(Items listed in a dataset)
★ ★ ★

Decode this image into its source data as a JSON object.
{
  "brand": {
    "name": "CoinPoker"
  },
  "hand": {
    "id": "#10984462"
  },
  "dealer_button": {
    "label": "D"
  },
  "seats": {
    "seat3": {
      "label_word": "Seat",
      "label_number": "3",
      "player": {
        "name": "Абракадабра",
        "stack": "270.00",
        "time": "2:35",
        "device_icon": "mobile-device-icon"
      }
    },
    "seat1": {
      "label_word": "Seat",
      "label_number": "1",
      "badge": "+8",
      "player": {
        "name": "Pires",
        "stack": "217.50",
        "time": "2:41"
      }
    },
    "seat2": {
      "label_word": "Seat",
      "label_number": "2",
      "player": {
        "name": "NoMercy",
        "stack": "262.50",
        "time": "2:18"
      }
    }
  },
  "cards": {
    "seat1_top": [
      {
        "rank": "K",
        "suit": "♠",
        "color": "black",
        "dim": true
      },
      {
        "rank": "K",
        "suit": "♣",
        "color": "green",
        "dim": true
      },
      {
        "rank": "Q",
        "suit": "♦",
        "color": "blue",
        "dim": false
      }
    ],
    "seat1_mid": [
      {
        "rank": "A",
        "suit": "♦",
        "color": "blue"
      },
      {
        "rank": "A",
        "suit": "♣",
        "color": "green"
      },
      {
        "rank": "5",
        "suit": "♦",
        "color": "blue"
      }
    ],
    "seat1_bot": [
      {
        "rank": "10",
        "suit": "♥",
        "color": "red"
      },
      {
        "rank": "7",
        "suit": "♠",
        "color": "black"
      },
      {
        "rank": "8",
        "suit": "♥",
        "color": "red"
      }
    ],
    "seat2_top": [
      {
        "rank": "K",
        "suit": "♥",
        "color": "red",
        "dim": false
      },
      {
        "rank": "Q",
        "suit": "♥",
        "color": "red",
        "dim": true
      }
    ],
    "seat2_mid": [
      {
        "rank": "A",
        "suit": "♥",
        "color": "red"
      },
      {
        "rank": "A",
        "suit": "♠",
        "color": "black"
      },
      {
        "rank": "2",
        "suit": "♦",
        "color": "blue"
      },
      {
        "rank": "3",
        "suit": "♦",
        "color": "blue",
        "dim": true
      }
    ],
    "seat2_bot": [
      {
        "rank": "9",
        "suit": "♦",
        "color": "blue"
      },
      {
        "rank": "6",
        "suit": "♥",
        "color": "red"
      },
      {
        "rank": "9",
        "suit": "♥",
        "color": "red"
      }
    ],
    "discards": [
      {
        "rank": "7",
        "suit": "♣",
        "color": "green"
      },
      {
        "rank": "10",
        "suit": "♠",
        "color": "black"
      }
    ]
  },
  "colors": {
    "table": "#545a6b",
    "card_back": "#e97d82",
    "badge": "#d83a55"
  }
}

★ ★ ★

Make an exact copy of the records.

• Reply:
Decode this image into its source data as a JSON object.
{
  "brand": {
    "name": "CoinPoker"
  },
  "hand": {
    "id": "#10984462"
  },
  "dealer_button": {
    "label": "D"
  },
  "seats": {
    "seat3": {
      "label_word": "Seat",
      "label_number": "3",
      "player": {
        "name": "Абракадабра",
        "stack": "270.00",
        "time": "2:35",
        "device_icon": "mobile-device-icon"
      }
    },
    "seat1": {
      "label_word": "Seat",
      "label_number": "1",
      "badge": "+8",
      "player": {
        "name": "Pires",
        "stack": "217.50",
        "time": "2:41"
      }
    },
    "seat2": {
      "label_word": "Seat",
      "label_number": "2",
      "player": {
        "name": "NoMercy",
        "stack": "262.50",
        "time": "2:18"
      }
    }
  },
  "cards": {
    "seat1_top": [
      {
        "rank": "K",
        "suit": "♠",
        "color": "black",
        "dim": true
      },
      {
        "rank": "K",
        "suit": "♣",
        "color": "green",
        "dim": true
      },
      {
        "rank": "Q",
        "suit": "♦",
        "color": "blue",
        "dim": false
      }
    ],
    "seat1_mid": [
      {
        "rank": "A",
        "suit": "♦",
        "color": "blue"
      },
      {
        "rank": "A",
        "suit": "♣",
        "color": "green"
      },
      {
        "rank": "5",
        "suit": "♦",
        "color": "blue"
      }
    ],
    "seat1_bot": [
      {
        "rank": "10",
        "suit": "♥",
        "color": "red"
      },
      {
        "rank": "7",
        "suit": "♠",
        "color": "black"
      },
      {
        "rank": "8",
        "suit": "♥",
        "color": "red"
      }
    ],
    "seat2_top": [
      {
        "rank": "K",
        "suit": "♥",
        "color": "red",
        "dim": false
      },
      {
        "rank": "Q",
        "suit": "♥",
        "color": "red",
        "dim": true
      }
    ],
    "seat2_mid": [
      {
        "rank": "A",
        "suit": "♥",
        "color": "red"
      },
      {
        "rank": "A",
        "suit": "♠",
        "color": "black"
      },
      {
        "rank": "2",
        "suit": "♦",
        "color": "blue"
      },
      {
        "rank": "3",
        "suit": "♦",
        "color": "blue",
        "dim": true
      }
    ],
    "seat2_bot": [
      {
        "rank": "9",
        "suit": "♦",
        "color": "blue"
      },
      {
        "rank": "6",
        "suit": "♥",
        "color": "red"
      },
      {
        "rank": "9",
        "suit": "♥",
        "color": "red"
      }
    ],
    "discards": [
      {
        "rank": "7",
        "suit": "♣",
        "color": "green"
      },
      {
        "rank": "10",
        "suit": "♠",
        "color": "black"
      }
    ]
  },
  "colors": {
    "table": "#545a6b",
    "card_back": "#e97d82",
    "badge": "#d83a55"
  }
}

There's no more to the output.